**Exercise input**:

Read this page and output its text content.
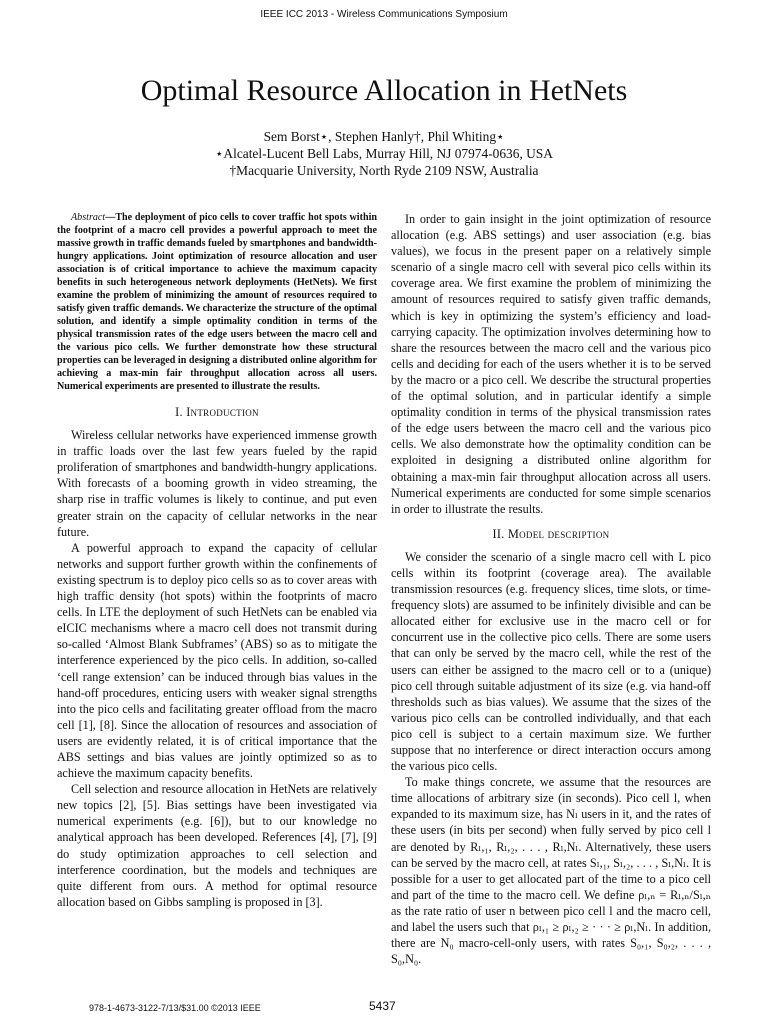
IEEE ICC 2013 - Wireless Communications Symposium
Optimal Resource Allocation in HetNets
Sem Borst⋆, Stephen Hanly†, Phil Whiting⋆
⋆Alcatel-Lucent Bell Labs, Murray Hill, NJ 07974-0636, USA
†Macquarie University, North Ryde 2109 NSW, Australia

Abstract—The deployment of pico cells to cover traffic hot spots within the footprint of a macro cell provides a powerful approach to meet the massive growth in traffic demands fueled by smartphones and bandwidth-hungry applications. Joint optimization of resource allocation and user association is of critical importance to achieve the maximum capacity benefits in such heterogeneous network deployments (HetNets). We first examine the problem of minimizing the amount of resources required to satisfy given traffic demands. We characterize the structure of the optimal solution, and identify a simple optimality condition in terms of the physical transmission rates of the edge users between the macro cell and the various pico cells. We further demonstrate how these structural properties can be leveraged in designing a distributed online algorithm for achieving a max-min fair throughput allocation across all users. Numerical experiments are presented to illustrate the results.

I. Introduction

Wireless cellular networks have experienced immense growth in traffic loads over the last few years fueled by the rapid proliferation of smartphones and bandwidth-hungry applications. With forecasts of a booming growth in video streaming, the sharp rise in traffic volumes is likely to continue, and put even greater strain on the capacity of cellular networks in the near future.

A powerful approach to expand the capacity of cellular networks and support further growth within the confinements of existing spectrum is to deploy pico cells so as to cover areas with high traffic density (hot spots) within the footprints of macro cells. In LTE the deployment of such HetNets can be enabled via eICIC mechanisms where a macro cell does not transmit during so-called ‘Almost Blank Subframes’ (ABS) so as to mitigate the interference experienced by the pico cells. In addition, so-called ‘cell range extension’ can be induced through bias values in the hand-off procedures, enticing users with weaker signal strengths into the pico cells and facilitating greater offload from the macro cell [1], [8]. Since the allocation of resources and association of users are evidently related, it is of critical importance that the ABS settings and bias values are jointly optimized so as to achieve the maximum capacity benefits.

Cell selection and resource allocation in HetNets are relatively new topics [2], [5]. Bias settings have been investigated via numerical experiments (e.g. [6]), but to our knowledge no analytical approach has been developed. References [4], [7], [9] do study optimization approaches to cell selection and interference coordination, but the models and techniques are quite different from ours. A method for optimal resource allocation based on Gibbs sampling is proposed in [3].

In order to gain insight in the joint optimization of resource allocation (e.g. ABS settings) and user association (e.g. bias values), we focus in the present paper on a relatively simple scenario of a single macro cell with several pico cells within its coverage area. We first examine the problem of minimizing the amount of resources required to satisfy given traffic demands, which is key in optimizing the system’s efficiency and load-carrying capacity. The optimization involves determining how to share the resources between the macro cell and the various pico cells and deciding for each of the users whether it is to be served by the macro or a pico cell. We describe the structural properties of the optimal solution, and in particular identify a simple optimality condition in terms of the physical transmission rates of the edge users between the macro cell and the various pico cells. We also demonstrate how the optimality condition can be exploited in designing a distributed online algorithm for obtaining a max-min fair throughput allocation across all users. Numerical experiments are conducted for some simple scenarios in order to illustrate the results.

II. Model description

We consider the scenario of a single macro cell with L pico cells within its footprint (coverage area). The available transmission resources (e.g. frequency slices, time slots, or time-frequency slots) are assumed to be infinitely divisible and can be allocated either for exclusive use in the macro cell or for concurrent use in the collective pico cells. There are some users that can only be served by the macro cell, while the rest of the users can either be assigned to the macro cell or to a (unique) pico cell through suitable adjustment of its size (e.g. via hand-off thresholds such as bias values). We assume that the sizes of the various pico cells can be controlled individually, and that each pico cell is subject to a certain maximum size. We further suppose that no interference or direct interaction occurs among the various pico cells.

To make things concrete, we assume that the resources are time allocations of arbitrary size (in seconds). Pico cell l, when expanded to its maximum size, has Nₗ users in it, and the rates of these users (in bits per second) when fully served by pico cell l are denoted by Rₗ,₁, Rₗ,₂, . . . , Rₗ,Nₗ. Alternatively, these users can be served by the macro cell, at rates Sₗ,₁, Sₗ,₂, . . . , Sₗ,Nₗ. It is possible for a user to get allocated part of the time to a pico cell and part of the time to the macro cell. We define ρₗ,ₙ = Rₗ,ₙ/Sₗ,ₙ as the rate ratio of user n between pico cell l and the macro cell, and label the users such that ρₗ,₁ ≥ ρₗ,₂ ≥ · · · ≥ ρₗ,Nₗ. In addition, there are N₀ macro-cell-only users, with rates S₀,₁, S₀,₂, . . . , S₀,N₀.

978-1-4673-3122-7/13/$31.00 ©2013 IEEE	5437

**Task description**:
All lines that hold the word "networks" should be copied from the data.

**Result of this exercise**:
Wireless cellular networks have experienced immense growth in traffic loads over the last few years fueled by the rapid proliferation of smartphones and bandwidth-hungry applications. With forecasts of a booming growth in video streaming, the sharp rise in traffic volumes is likely to continue, and put even greater strain on the capacity of cellular networks in the near future.
A powerful approach to expand the capacity of cellular networks and support further growth within the confinements of existing spectrum is to deploy pico cells so as to cover areas with high traffic density (hot spots) within the footprints of macro cells. In LTE the deployment of such HetNets can be enabled via eICIC mechanisms where a macro cell does not transmit during so-called ‘Almost Blank Subframes’ (ABS) so as to mitigate the interference experienced by the pico cells. In addition, so-called ‘cell range extension’ can be induced through bias values in the hand-off procedures, enticing users with weaker signal strengths into the pico cells and facilitating greater offload from the macro cell [1], [8]. Since the allocation of resources and association of users are evidently related, it is of critical importance that the ABS settings and bias values are jointly optimized so as to achieve the maximum capacity benefits.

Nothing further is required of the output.